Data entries
- - -

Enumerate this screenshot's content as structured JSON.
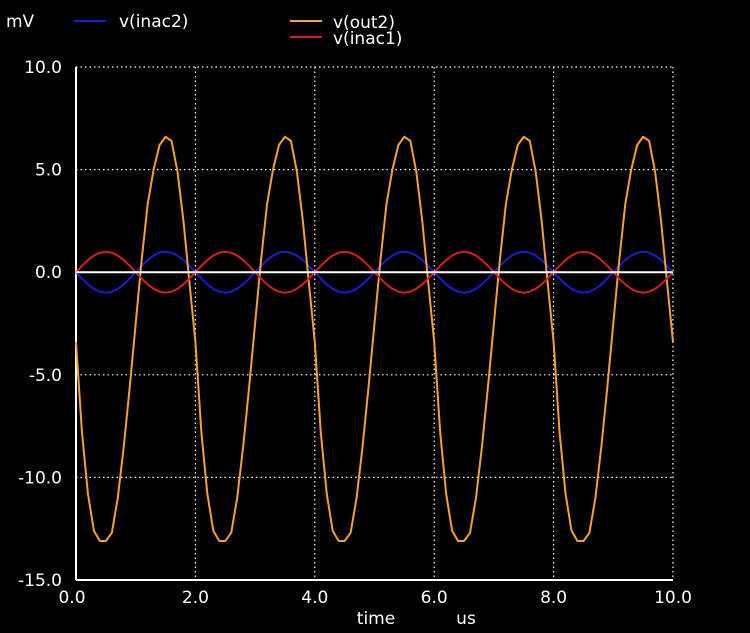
{
  "chart_data": {
    "type": "line",
    "title": "",
    "xlabel": "time",
    "xunit": "us",
    "yunit": "mV",
    "xlim": [
      0.0,
      10.0
    ],
    "ylim": [
      -15.0,
      10.0
    ],
    "xticks": [
      0.0,
      2.0,
      4.0,
      6.0,
      8.0,
      10.0
    ],
    "xtick_labels": [
      "0.0",
      "2.0",
      "4.0",
      "6.0",
      "8.0",
      "10.0"
    ],
    "yticks": [
      10.0,
      5.0,
      0.0,
      -5.0,
      -10.0,
      -15.0
    ],
    "ytick_labels": [
      "10.0",
      "5.0",
      "0.0",
      "-5.0",
      "-10.0",
      "-15.0"
    ],
    "grid": true,
    "legend_placement": "top",
    "series": [
      {
        "name": "v(inac2)",
        "color": "#1a1ad8",
        "x": [
          0.0,
          0.1,
          0.2,
          0.3,
          0.4,
          0.5,
          0.6,
          0.7,
          0.8,
          0.9,
          1.0,
          1.1,
          1.2,
          1.3,
          1.4,
          1.5,
          1.6,
          1.7,
          1.8,
          1.9,
          2.0,
          2.1,
          2.2,
          2.3,
          2.4,
          2.5,
          2.6,
          2.7,
          2.8,
          2.9,
          3.0,
          3.1,
          3.2,
          3.3,
          3.4,
          3.5,
          3.6,
          3.7,
          3.8,
          3.9,
          4.0,
          4.1,
          4.2,
          4.3,
          4.4,
          4.5,
          4.6,
          4.7,
          4.8,
          4.9,
          5.0,
          5.1,
          5.2,
          5.3,
          5.4,
          5.5,
          5.6,
          5.7,
          5.8,
          5.9,
          6.0,
          6.1,
          6.2,
          6.3,
          6.4,
          6.5,
          6.6,
          6.7,
          6.8,
          6.9,
          7.0,
          7.1,
          7.2,
          7.3,
          7.4,
          7.5,
          7.6,
          7.7,
          7.8,
          7.9,
          8.0,
          8.1,
          8.2,
          8.3,
          8.4,
          8.5,
          8.6,
          8.7,
          8.8,
          8.9,
          9.0,
          9.1,
          9.2,
          9.3,
          9.4,
          9.5,
          9.6,
          9.7,
          9.8,
          9.9,
          10.0
        ],
        "values": [
          0.0,
          -0.31,
          -0.59,
          -0.81,
          -0.95,
          -1.0,
          -0.95,
          -0.81,
          -0.59,
          -0.31,
          0.0,
          0.31,
          0.59,
          0.81,
          0.95,
          1.0,
          0.95,
          0.81,
          0.59,
          0.31,
          0.0,
          -0.31,
          -0.59,
          -0.81,
          -0.95,
          -1.0,
          -0.95,
          -0.81,
          -0.59,
          -0.31,
          0.0,
          0.31,
          0.59,
          0.81,
          0.95,
          1.0,
          0.95,
          0.81,
          0.59,
          0.31,
          0.0,
          -0.31,
          -0.59,
          -0.81,
          -0.95,
          -1.0,
          -0.95,
          -0.81,
          -0.59,
          -0.31,
          0.0,
          0.31,
          0.59,
          0.81,
          0.95,
          1.0,
          0.95,
          0.81,
          0.59,
          0.31,
          0.0,
          -0.31,
          -0.59,
          -0.81,
          -0.95,
          -1.0,
          -0.95,
          -0.81,
          -0.59,
          -0.31,
          0.0,
          0.31,
          0.59,
          0.81,
          0.95,
          1.0,
          0.95,
          0.81,
          0.59,
          0.31,
          0.0,
          -0.31,
          -0.59,
          -0.81,
          -0.95,
          -1.0,
          -0.95,
          -0.81,
          -0.59,
          -0.31,
          0.0,
          0.31,
          0.59,
          0.81,
          0.95,
          1.0,
          0.95,
          0.81,
          0.59,
          0.31,
          0.0
        ]
      },
      {
        "name": "v(out2)",
        "color": "#f5a030",
        "x": [
          0.0,
          0.1,
          0.2,
          0.3,
          0.4,
          0.5,
          0.6,
          0.7,
          0.8,
          0.9,
          1.0,
          1.1,
          1.2,
          1.3,
          1.4,
          1.5,
          1.6,
          1.7,
          1.8,
          1.9,
          2.0,
          2.1,
          2.2,
          2.3,
          2.4,
          2.5,
          2.6,
          2.7,
          2.8,
          2.9,
          3.0,
          3.1,
          3.2,
          3.3,
          3.4,
          3.5,
          3.6,
          3.7,
          3.8,
          3.9,
          4.0,
          4.1,
          4.2,
          4.3,
          4.4,
          4.5,
          4.6,
          4.7,
          4.8,
          4.9,
          5.0,
          5.1,
          5.2,
          5.3,
          5.4,
          5.5,
          5.6,
          5.7,
          5.8,
          5.9,
          6.0,
          6.1,
          6.2,
          6.3,
          6.4,
          6.5,
          6.6,
          6.7,
          6.8,
          6.9,
          7.0,
          7.1,
          7.2,
          7.3,
          7.4,
          7.5,
          7.6,
          7.7,
          7.8,
          7.9,
          8.0,
          8.1,
          8.2,
          8.3,
          8.4,
          8.5,
          8.6,
          8.7,
          8.8,
          8.9,
          9.0,
          9.1,
          9.2,
          9.3,
          9.4,
          9.5,
          9.6,
          9.7,
          9.8,
          9.9,
          10.0
        ],
        "values": [
          -3.4,
          -7.8,
          -10.8,
          -12.6,
          -13.1,
          -13.1,
          -12.7,
          -11.0,
          -8.5,
          -5.6,
          -2.5,
          0.6,
          3.3,
          5.0,
          6.2,
          6.6,
          6.4,
          4.9,
          2.5,
          -0.5,
          -3.4,
          -7.8,
          -10.8,
          -12.6,
          -13.1,
          -13.1,
          -12.7,
          -11.0,
          -8.5,
          -5.6,
          -2.5,
          0.6,
          3.3,
          5.0,
          6.2,
          6.6,
          6.4,
          4.9,
          2.5,
          -0.5,
          -3.4,
          -7.8,
          -10.8,
          -12.6,
          -13.1,
          -13.1,
          -12.7,
          -11.0,
          -8.5,
          -5.6,
          -2.5,
          0.6,
          3.3,
          5.0,
          6.2,
          6.6,
          6.4,
          4.9,
          2.5,
          -0.5,
          -3.4,
          -7.8,
          -10.8,
          -12.6,
          -13.1,
          -13.1,
          -12.7,
          -11.0,
          -8.5,
          -5.6,
          -2.5,
          0.6,
          3.3,
          5.0,
          6.2,
          6.6,
          6.4,
          4.9,
          2.5,
          -0.5,
          -3.4,
          -7.8,
          -10.8,
          -12.6,
          -13.1,
          -13.1,
          -12.7,
          -11.0,
          -8.5,
          -5.6,
          -2.5,
          0.6,
          3.3,
          5.0,
          6.2,
          6.6,
          6.4,
          4.9,
          2.5,
          -0.5,
          -3.4
        ]
      },
      {
        "name": "v(inac1)",
        "color": "#d81e1e",
        "x": [
          0.0,
          0.1,
          0.2,
          0.3,
          0.4,
          0.5,
          0.6,
          0.7,
          0.8,
          0.9,
          1.0,
          1.1,
          1.2,
          1.3,
          1.4,
          1.5,
          1.6,
          1.7,
          1.8,
          1.9,
          2.0,
          2.1,
          2.2,
          2.3,
          2.4,
          2.5,
          2.6,
          2.7,
          2.8,
          2.9,
          3.0,
          3.1,
          3.2,
          3.3,
          3.4,
          3.5,
          3.6,
          3.7,
          3.8,
          3.9,
          4.0,
          4.1,
          4.2,
          4.3,
          4.4,
          4.5,
          4.6,
          4.7,
          4.8,
          4.9,
          5.0,
          5.1,
          5.2,
          5.3,
          5.4,
          5.5,
          5.6,
          5.7,
          5.8,
          5.9,
          6.0,
          6.1,
          6.2,
          6.3,
          6.4,
          6.5,
          6.6,
          6.7,
          6.8,
          6.9,
          7.0,
          7.1,
          7.2,
          7.3,
          7.4,
          7.5,
          7.6,
          7.7,
          7.8,
          7.9,
          8.0,
          8.1,
          8.2,
          8.3,
          8.4,
          8.5,
          8.6,
          8.7,
          8.8,
          8.9,
          9.0,
          9.1,
          9.2,
          9.3,
          9.4,
          9.5,
          9.6,
          9.7,
          9.8,
          9.9,
          10.0
        ],
        "values": [
          0.0,
          0.31,
          0.59,
          0.81,
          0.95,
          1.0,
          0.95,
          0.81,
          0.59,
          0.31,
          0.0,
          -0.31,
          -0.59,
          -0.81,
          -0.95,
          -1.0,
          -0.95,
          -0.81,
          -0.59,
          -0.31,
          0.0,
          0.31,
          0.59,
          0.81,
          0.95,
          1.0,
          0.95,
          0.81,
          0.59,
          0.31,
          0.0,
          -0.31,
          -0.59,
          -0.81,
          -0.95,
          -1.0,
          -0.95,
          -0.81,
          -0.59,
          -0.31,
          0.0,
          0.31,
          0.59,
          0.81,
          0.95,
          1.0,
          0.95,
          0.81,
          0.59,
          0.31,
          0.0,
          -0.31,
          -0.59,
          -0.81,
          -0.95,
          -1.0,
          -0.95,
          -0.81,
          -0.59,
          -0.31,
          0.0,
          0.31,
          0.59,
          0.81,
          0.95,
          1.0,
          0.95,
          0.81,
          0.59,
          0.31,
          0.0,
          -0.31,
          -0.59,
          -0.81,
          -0.95,
          -1.0,
          -0.95,
          -0.81,
          -0.59,
          -0.31,
          0.0,
          0.31,
          0.59,
          0.81,
          0.95,
          1.0,
          0.95,
          0.81,
          0.59,
          0.31,
          0.0,
          -0.31,
          -0.59,
          -0.81,
          -0.95,
          -1.0,
          -0.95,
          -0.81,
          -0.59,
          -0.31,
          0.0
        ]
      },
      {
        "name": "",
        "color": "#ffffff",
        "x": [
          0.0,
          10.0
        ],
        "values": [
          0.0,
          0.0
        ]
      }
    ]
  }
}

- - -

• _WORK INSTRUCTIONS_
Spot every line that holds "color" and copy it.

• _RESPONSE TO THE EXERCISE_
        "color": "#1a1ad8",
        "color": "#f5a030",
        "color": "#d81e1e",
        "color": "#ffffff",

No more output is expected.